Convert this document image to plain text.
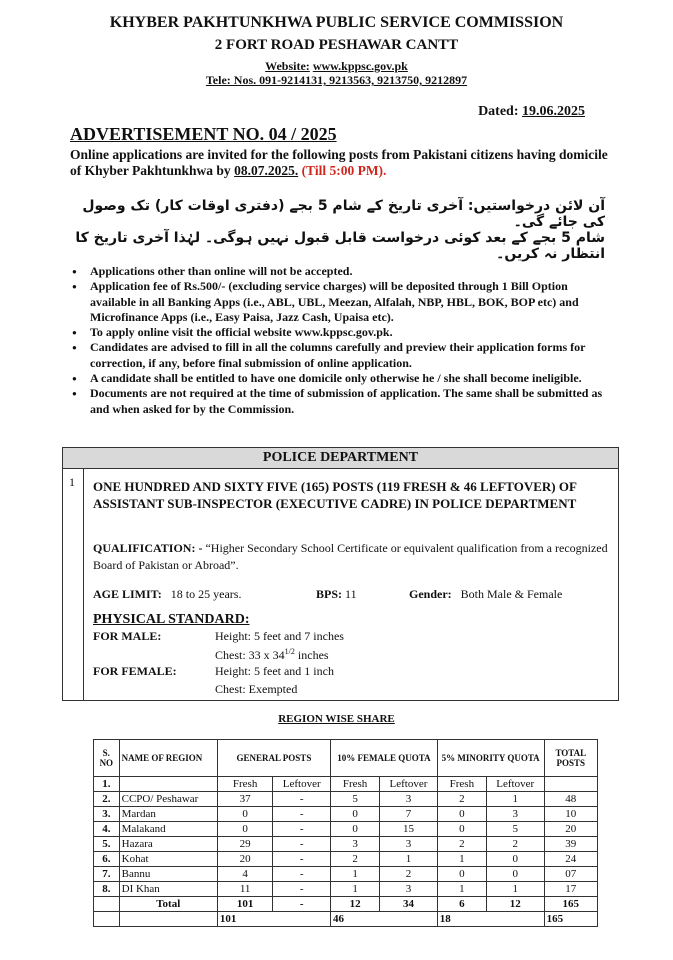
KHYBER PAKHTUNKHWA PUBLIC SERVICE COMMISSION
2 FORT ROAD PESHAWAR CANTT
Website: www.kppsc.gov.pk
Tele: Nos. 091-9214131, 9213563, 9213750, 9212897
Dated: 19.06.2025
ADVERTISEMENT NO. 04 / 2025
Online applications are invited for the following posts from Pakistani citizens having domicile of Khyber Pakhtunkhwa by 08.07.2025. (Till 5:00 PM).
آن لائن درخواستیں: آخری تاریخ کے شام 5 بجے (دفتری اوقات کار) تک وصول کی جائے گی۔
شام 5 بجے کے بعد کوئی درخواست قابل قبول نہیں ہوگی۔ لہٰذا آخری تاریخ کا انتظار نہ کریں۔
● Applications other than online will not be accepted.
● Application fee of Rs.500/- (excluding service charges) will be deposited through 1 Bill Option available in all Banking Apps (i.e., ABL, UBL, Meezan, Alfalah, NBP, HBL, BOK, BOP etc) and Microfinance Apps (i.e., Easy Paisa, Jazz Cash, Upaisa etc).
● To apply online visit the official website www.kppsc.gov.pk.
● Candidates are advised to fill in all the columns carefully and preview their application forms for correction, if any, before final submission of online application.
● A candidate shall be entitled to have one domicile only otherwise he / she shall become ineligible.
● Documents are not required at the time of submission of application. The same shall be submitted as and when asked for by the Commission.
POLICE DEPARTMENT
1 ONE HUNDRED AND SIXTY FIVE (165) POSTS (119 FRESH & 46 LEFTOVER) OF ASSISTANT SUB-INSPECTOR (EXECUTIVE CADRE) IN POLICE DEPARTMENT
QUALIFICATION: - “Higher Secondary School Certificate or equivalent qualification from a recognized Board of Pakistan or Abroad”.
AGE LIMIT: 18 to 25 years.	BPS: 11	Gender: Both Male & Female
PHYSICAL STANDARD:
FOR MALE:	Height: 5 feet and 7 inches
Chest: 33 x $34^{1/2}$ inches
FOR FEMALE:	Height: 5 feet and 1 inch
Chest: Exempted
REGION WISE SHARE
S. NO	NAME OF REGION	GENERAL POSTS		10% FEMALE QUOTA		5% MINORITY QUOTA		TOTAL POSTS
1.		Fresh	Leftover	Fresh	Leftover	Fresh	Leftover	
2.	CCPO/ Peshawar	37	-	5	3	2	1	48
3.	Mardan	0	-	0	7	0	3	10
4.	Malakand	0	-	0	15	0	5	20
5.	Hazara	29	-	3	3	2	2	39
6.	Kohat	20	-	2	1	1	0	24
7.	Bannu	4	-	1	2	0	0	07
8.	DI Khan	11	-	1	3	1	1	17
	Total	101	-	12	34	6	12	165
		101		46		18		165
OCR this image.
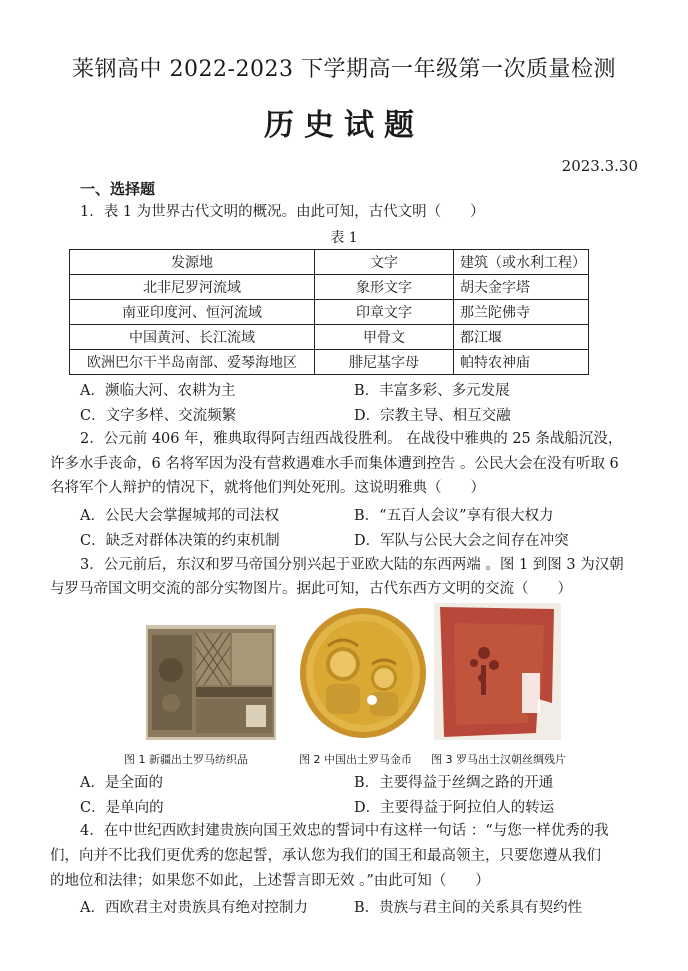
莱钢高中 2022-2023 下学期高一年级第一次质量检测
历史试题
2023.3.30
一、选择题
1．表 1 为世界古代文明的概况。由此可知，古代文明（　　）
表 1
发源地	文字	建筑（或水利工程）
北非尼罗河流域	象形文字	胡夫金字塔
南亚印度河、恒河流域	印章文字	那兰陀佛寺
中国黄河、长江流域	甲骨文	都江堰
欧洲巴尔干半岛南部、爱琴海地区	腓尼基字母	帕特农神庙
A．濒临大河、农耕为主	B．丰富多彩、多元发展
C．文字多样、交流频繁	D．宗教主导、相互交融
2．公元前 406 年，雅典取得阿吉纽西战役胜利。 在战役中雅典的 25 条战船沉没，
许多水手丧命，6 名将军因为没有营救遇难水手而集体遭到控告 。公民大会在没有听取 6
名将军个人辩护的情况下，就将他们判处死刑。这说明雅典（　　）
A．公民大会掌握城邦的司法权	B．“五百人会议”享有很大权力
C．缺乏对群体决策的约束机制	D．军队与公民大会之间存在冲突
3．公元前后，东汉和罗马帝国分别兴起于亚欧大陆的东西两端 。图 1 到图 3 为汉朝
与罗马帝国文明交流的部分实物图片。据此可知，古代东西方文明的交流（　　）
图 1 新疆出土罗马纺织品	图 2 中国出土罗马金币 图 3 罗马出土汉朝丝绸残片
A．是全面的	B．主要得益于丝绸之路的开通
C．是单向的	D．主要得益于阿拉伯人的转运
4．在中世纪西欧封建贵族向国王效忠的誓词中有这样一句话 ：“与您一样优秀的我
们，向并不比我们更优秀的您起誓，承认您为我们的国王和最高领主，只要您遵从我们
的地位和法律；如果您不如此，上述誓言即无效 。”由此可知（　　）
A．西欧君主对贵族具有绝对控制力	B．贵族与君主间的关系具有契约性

——————

**Goal:** Copy out all the entries exactly. Images stay out of the copy.

**Expected output:**
Convert this document image to plain text.
KHYBER PAKHTUNKHWA PUBLIC SERVICE COMMISSION
2 FORT ROAD PESHAWAR CANTT
Website: www.kppsc.gov.pk
Tele: Nos. 091-9214131, 9213563, 9213750, 9212897
Dated: 19.06.2025
ADVERTISEMENT NO. 04 / 2025
Online applications are invited for the following posts from Pakistani citizens having domicile of Khyber Pakhtunkhwa by 08.07.2025. (Till 5:00 PM).
آن لائن درخواستیں: آخری تاریخ کے شام 5 بجے (دفتری اوقات کار) تک وصول کی جائے گی۔
شام 5 بجے کے بعد کوئی درخواست قابل قبول نہیں ہوگی۔ لہٰذا آخری تاریخ کا انتظار نہ کریں۔
● Applications other than online will not be accepted.
● Application fee of Rs.500/- (excluding service charges) will be deposited through 1 Bill Option available in all Banking Apps (i.e., ABL, UBL, Meezan, Alfalah, NBP, HBL, BOK, BOP etc) and Microfinance Apps (i.e., Easy Paisa, Jazz Cash, Upaisa etc).
● To apply online visit the official website www.kppsc.gov.pk.
● Candidates are advised to fill in all the columns carefully and preview their application forms for correction, if any, before final submission of online application.
● A candidate shall be entitled to have one domicile only otherwise he / she shall become ineligible.
● Documents are not required at the time of submission of application. The same shall be submitted as and when asked for by the Commission.
POLICE DEPARTMENT
1 ONE HUNDRED AND SIXTY FIVE (165) POSTS (119 FRESH & 46 LEFTOVER) OF ASSISTANT SUB-INSPECTOR (EXECUTIVE CADRE) IN POLICE DEPARTMENT
QUALIFICATION: - “Higher Secondary School Certificate or equivalent qualification from a recognized Board of Pakistan or Abroad”.
AGE LIMIT: 18 to 25 years.	BPS: 11	Gender: Both Male & Female
PHYSICAL STANDARD:
FOR MALE:	Height: 5 feet and 7 inches
Chest: 33 x $34^{1/2}$ inches
FOR FEMALE:	Height: 5 feet and 1 inch
Chest: Exempted
REGION WISE SHARE
S. NO	NAME OF REGION	GENERAL POSTS		10% FEMALE QUOTA		5% MINORITY QUOTA		TOTAL POSTS
1.		Fresh	Leftover	Fresh	Leftover	Fresh	Leftover	
2.	CCPO/ Peshawar	37	-	5	3	2	1	48
3.	Mardan	0	-	0	7	0	3	10
4.	Malakand	0	-	0	15	0	5	20
5.	Hazara	29	-	3	3	2	2	39
6.	Kohat	20	-	2	1	1	0	24
7.	Bannu	4	-	1	2	0	0	07
8.	DI Khan	11	-	1	3	1	1	17
	Total	101	-	12	34	6	12	165
		101		46		18		165
OCR this image.
莱钢高中 2022-2023 下学期高一年级第一次质量检测
历史试题
2023.3.30
一、选择题
1．表 1 为世界古代文明的概况。由此可知，古代文明（　　）
表 1
发源地	文字	建筑（或水利工程）
北非尼罗河流域	象形文字	胡夫金字塔
南亚印度河、恒河流域	印章文字	那兰陀佛寺
中国黄河、长江流域	甲骨文	都江堰
欧洲巴尔干半岛南部、爱琴海地区	腓尼基字母	帕特农神庙
A．濒临大河、农耕为主	B．丰富多彩、多元发展
C．文字多样、交流频繁	D．宗教主导、相互交融
2．公元前 406 年，雅典取得阿吉纽西战役胜利。 在战役中雅典的 25 条战船沉没，
许多水手丧命，6 名将军因为没有营救遇难水手而集体遭到控告 。公民大会在没有听取 6
名将军个人辩护的情况下，就将他们判处死刑。这说明雅典（　　）
A．公民大会掌握城邦的司法权	B．“五百人会议”享有很大权力
C．缺乏对群体决策的约束机制	D．军队与公民大会之间存在冲突
3．公元前后，东汉和罗马帝国分别兴起于亚欧大陆的东西两端 。图 1 到图 3 为汉朝
与罗马帝国文明交流的部分实物图片。据此可知，古代东西方文明的交流（　　）
图 1 新疆出土罗马纺织品	图 2 中国出土罗马金币 图 3 罗马出土汉朝丝绸残片
A．是全面的	B．主要得益于丝绸之路的开通
C．是单向的	D．主要得益于阿拉伯人的转运
4．在中世纪西欧封建贵族向国王效忠的誓词中有这样一句话 ：“与您一样优秀的我
们，向并不比我们更优秀的您起誓，承认您为我们的国王和最高领主，只要您遵从我们
的地位和法律；如果您不如此，上述誓言即无效 。”由此可知（　　）
A．西欧君主对贵族具有绝对控制力	B．贵族与君主间的关系具有契约性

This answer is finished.